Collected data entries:
--------------------------------
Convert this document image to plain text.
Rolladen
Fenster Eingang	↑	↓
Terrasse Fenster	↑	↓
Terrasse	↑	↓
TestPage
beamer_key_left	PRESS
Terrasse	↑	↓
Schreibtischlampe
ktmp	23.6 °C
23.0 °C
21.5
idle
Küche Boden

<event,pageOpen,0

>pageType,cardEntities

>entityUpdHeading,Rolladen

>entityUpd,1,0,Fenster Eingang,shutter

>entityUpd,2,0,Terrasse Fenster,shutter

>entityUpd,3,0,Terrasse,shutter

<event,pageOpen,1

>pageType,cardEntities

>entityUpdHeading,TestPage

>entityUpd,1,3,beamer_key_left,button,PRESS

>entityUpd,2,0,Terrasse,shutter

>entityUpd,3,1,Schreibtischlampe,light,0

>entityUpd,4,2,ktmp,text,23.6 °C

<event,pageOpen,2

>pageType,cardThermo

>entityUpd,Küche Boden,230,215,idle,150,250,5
--------------------------------
Write out every entry exactly as given.

§ **Final result**:
Convert this document image to plain text.
Rolladen
Fenster Eingang	↑	↓
Terrasse Fenster	↑	↓
Terrasse	↑	↓
TestPage
beamer_key_left	PRESS
Terrasse	↑	↓
Schreibtischlampe
ktmp	23.6 °C
23.0 °C
21.5
idle
Küche Boden

<event,pageOpen,0

>pageType,cardEntities

>entityUpdHeading,Rolladen

>entityUpd,1,0,Fenster Eingang,shutter

>entityUpd,2,0,Terrasse Fenster,shutter

>entityUpd,3,0,Terrasse,shutter

<event,pageOpen,1

>pageType,cardEntities

>entityUpdHeading,TestPage

>entityUpd,1,3,beamer_key_left,button,PRESS

>entityUpd,2,0,Terrasse,shutter

>entityUpd,3,1,Schreibtischlampe,light,0

>entityUpd,4,2,ktmp,text,23.6 °C

<event,pageOpen,2

>pageType,cardThermo

>entityUpd,Küche Boden,230,215,idle,150,250,5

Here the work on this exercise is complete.